Exercise -
Search the material for the word "this" and report each line where it turns up.

Data shown -
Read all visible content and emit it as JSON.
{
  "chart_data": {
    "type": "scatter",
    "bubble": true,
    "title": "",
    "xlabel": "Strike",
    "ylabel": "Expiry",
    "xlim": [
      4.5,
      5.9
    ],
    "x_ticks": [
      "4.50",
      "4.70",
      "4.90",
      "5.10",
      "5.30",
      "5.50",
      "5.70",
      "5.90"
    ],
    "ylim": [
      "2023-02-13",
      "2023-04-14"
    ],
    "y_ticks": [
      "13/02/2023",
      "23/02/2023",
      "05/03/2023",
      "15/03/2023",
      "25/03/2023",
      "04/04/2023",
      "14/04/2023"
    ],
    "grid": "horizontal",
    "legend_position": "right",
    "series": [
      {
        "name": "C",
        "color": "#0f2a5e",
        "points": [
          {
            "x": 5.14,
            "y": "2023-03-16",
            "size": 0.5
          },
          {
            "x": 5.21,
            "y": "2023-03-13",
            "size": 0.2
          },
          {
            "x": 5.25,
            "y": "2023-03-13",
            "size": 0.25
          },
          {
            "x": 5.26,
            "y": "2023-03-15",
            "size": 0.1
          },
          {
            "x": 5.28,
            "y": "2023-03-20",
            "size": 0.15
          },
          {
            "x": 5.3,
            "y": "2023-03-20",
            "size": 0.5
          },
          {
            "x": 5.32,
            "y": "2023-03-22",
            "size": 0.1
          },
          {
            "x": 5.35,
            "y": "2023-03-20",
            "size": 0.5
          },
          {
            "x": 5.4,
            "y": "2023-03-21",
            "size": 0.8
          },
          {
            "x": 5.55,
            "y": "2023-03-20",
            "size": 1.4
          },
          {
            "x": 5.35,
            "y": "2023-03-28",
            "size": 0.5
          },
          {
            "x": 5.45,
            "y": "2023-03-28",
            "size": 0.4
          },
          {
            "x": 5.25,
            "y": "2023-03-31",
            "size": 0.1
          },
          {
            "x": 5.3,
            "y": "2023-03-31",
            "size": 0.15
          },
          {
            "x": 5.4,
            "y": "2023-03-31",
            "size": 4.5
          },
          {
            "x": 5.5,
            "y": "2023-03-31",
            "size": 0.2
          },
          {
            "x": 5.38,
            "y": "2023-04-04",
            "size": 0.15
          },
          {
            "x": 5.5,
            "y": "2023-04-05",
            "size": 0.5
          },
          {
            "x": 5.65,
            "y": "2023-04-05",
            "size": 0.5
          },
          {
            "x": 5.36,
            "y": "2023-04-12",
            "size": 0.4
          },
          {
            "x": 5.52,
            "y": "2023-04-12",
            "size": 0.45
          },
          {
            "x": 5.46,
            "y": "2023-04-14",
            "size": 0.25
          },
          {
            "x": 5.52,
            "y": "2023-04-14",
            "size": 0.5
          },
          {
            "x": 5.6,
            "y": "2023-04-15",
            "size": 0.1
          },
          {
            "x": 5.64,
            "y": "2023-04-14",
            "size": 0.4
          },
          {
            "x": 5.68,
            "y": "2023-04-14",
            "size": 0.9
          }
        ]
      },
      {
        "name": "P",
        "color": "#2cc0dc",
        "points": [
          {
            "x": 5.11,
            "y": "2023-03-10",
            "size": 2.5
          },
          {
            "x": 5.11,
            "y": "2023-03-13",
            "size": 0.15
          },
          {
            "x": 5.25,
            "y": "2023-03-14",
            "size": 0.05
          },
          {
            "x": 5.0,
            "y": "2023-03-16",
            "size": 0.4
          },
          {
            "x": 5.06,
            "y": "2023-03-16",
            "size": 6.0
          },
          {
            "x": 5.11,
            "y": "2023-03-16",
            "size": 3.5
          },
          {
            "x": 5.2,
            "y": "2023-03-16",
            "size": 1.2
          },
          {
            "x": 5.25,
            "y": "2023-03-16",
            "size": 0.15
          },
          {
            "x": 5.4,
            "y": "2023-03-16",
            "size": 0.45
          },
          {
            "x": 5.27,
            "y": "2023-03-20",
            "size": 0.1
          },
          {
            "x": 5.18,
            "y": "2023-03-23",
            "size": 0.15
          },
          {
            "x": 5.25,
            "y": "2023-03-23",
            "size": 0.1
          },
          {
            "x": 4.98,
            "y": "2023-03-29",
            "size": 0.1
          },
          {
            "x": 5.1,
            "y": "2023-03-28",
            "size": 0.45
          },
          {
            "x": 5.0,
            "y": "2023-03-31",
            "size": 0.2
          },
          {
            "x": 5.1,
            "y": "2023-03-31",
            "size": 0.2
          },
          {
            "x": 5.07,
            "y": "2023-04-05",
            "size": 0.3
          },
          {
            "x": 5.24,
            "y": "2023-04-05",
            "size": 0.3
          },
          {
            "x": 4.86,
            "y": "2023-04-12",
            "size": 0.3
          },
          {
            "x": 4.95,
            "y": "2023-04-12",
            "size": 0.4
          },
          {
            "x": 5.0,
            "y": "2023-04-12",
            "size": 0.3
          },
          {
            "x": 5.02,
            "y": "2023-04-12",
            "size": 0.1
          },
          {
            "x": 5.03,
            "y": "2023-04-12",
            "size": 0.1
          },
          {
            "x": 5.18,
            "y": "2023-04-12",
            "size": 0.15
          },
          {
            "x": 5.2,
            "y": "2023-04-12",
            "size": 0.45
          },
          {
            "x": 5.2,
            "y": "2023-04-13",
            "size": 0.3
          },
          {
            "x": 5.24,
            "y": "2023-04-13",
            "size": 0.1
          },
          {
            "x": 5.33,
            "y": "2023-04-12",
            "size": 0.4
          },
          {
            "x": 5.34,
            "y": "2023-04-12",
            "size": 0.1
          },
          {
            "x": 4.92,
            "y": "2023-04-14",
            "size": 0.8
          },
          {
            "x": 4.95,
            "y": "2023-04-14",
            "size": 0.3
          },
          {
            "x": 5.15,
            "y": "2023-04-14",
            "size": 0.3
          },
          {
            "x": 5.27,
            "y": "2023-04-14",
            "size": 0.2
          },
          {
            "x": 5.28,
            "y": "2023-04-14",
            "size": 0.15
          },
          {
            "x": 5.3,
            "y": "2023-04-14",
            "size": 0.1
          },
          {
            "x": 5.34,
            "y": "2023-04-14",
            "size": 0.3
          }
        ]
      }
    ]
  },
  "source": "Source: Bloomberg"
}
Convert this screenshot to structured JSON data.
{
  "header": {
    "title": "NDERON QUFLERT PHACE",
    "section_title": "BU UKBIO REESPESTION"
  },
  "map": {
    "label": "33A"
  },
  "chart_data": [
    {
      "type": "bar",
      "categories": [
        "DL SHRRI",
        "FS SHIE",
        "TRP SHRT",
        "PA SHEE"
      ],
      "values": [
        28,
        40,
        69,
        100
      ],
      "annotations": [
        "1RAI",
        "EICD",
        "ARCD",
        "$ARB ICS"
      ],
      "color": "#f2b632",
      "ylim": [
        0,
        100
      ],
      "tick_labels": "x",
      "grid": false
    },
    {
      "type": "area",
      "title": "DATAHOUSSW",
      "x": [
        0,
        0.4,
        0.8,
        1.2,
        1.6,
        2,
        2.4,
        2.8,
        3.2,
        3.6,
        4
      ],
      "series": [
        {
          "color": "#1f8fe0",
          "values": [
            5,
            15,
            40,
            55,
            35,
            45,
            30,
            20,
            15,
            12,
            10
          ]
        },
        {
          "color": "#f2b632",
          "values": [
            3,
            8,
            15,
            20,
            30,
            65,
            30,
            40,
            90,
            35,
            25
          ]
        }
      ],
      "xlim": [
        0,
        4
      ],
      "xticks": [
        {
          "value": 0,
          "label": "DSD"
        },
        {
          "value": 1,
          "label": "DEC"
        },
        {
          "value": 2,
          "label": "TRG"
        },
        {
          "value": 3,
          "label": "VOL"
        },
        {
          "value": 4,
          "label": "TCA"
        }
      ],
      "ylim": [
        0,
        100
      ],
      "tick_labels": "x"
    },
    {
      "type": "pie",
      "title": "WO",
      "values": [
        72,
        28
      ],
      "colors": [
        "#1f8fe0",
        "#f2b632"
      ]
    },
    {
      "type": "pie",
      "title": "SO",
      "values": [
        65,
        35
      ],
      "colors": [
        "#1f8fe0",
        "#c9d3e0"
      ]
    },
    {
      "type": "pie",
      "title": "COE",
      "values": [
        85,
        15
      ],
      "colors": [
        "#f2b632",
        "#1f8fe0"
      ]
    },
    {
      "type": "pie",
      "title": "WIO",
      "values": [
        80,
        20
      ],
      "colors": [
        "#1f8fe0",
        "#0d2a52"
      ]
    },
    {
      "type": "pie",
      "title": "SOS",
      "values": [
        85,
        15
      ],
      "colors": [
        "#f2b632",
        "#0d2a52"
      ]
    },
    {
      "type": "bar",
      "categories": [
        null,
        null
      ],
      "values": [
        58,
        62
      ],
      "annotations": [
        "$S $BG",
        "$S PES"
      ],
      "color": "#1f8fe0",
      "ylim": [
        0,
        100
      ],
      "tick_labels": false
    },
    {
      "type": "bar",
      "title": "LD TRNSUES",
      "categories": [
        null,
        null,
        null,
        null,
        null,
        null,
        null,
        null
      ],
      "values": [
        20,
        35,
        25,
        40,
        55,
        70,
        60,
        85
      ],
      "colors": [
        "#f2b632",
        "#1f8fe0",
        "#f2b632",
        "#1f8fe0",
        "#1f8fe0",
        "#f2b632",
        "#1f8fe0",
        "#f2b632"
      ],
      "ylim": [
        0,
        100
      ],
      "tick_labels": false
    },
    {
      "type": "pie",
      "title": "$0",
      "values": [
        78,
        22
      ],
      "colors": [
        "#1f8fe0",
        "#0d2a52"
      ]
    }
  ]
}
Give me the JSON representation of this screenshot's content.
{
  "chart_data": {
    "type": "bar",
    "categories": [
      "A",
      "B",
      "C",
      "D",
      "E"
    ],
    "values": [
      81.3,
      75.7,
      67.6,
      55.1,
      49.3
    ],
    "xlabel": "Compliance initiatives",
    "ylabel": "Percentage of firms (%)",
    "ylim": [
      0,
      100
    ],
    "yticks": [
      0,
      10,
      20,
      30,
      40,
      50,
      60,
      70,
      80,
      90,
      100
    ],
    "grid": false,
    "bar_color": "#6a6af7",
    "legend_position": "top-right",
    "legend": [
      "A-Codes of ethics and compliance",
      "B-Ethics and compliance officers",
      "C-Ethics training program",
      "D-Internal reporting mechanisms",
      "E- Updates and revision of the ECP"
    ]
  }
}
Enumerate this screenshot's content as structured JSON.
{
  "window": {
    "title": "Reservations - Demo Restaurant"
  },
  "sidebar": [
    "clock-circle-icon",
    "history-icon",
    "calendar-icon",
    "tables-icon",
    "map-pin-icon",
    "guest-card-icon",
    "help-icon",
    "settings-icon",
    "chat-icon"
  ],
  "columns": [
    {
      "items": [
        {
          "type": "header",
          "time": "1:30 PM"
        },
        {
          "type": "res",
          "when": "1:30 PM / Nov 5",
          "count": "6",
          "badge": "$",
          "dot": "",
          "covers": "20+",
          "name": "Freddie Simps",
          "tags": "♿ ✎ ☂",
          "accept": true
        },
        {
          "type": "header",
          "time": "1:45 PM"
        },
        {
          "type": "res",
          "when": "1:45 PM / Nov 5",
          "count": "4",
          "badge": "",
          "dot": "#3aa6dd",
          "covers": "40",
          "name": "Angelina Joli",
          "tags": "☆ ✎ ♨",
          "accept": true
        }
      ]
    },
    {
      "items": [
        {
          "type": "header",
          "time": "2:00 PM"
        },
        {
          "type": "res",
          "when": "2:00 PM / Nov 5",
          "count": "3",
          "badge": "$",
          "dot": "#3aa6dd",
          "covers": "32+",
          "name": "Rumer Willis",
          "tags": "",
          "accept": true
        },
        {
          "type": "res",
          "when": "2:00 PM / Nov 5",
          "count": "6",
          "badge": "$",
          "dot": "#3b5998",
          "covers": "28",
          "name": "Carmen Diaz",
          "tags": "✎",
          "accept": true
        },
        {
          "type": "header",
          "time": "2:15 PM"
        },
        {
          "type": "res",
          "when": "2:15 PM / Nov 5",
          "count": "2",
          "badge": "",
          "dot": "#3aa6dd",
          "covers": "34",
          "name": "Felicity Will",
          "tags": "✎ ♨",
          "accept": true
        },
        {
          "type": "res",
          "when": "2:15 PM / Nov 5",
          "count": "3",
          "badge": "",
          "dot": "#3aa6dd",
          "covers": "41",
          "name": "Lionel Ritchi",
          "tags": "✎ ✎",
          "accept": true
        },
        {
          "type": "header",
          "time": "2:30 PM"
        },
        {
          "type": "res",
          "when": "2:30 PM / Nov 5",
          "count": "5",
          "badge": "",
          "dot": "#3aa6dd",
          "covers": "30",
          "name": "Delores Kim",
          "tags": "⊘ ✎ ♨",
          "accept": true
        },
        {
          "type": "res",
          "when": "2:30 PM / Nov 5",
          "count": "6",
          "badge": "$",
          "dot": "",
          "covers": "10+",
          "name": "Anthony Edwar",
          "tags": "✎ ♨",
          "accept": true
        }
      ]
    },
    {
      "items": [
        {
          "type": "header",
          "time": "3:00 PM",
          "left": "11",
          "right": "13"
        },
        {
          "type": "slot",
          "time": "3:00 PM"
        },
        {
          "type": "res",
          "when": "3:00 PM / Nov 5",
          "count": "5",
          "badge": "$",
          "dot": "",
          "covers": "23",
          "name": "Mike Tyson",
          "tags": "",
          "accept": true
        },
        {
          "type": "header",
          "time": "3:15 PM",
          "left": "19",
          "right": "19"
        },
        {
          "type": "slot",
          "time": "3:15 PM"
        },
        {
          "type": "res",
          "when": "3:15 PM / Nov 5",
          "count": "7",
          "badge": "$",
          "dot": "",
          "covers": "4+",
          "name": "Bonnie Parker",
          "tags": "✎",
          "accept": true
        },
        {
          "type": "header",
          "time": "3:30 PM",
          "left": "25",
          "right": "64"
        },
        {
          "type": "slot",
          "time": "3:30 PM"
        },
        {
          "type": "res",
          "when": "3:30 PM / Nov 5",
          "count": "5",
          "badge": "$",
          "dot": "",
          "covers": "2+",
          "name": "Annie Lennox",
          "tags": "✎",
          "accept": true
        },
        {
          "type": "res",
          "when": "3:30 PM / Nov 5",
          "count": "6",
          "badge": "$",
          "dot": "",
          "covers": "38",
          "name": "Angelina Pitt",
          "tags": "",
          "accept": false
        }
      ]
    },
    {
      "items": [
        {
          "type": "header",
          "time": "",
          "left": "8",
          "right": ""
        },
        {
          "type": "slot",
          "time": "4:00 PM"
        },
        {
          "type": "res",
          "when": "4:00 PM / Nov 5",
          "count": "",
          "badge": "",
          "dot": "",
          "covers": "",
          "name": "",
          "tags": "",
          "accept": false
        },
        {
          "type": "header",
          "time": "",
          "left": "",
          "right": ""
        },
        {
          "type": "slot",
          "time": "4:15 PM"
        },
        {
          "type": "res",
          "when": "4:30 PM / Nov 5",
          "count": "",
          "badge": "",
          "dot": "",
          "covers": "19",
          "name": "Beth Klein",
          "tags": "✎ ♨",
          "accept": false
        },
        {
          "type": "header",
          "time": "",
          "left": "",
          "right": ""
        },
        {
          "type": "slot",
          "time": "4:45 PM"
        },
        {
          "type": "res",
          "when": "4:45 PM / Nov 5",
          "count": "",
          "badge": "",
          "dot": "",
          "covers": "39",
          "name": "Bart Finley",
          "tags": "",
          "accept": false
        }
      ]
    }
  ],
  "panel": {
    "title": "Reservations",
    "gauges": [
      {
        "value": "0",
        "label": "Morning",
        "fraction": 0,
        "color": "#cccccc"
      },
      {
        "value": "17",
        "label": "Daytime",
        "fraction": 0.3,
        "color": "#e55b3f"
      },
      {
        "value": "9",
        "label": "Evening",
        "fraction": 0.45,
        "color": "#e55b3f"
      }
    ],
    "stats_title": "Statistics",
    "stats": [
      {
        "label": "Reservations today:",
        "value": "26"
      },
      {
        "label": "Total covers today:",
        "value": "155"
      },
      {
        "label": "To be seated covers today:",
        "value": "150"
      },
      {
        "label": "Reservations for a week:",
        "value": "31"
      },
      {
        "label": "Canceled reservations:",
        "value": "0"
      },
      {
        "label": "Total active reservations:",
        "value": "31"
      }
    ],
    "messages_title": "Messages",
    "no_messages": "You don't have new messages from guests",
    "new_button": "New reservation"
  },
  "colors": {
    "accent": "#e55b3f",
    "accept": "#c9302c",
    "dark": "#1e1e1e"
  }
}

Expected answer -
Convert this screenshot to structured JSON data.
Give me the JSON representation of this screenshot's content.
Enumerate this screenshot's content as structured JSON.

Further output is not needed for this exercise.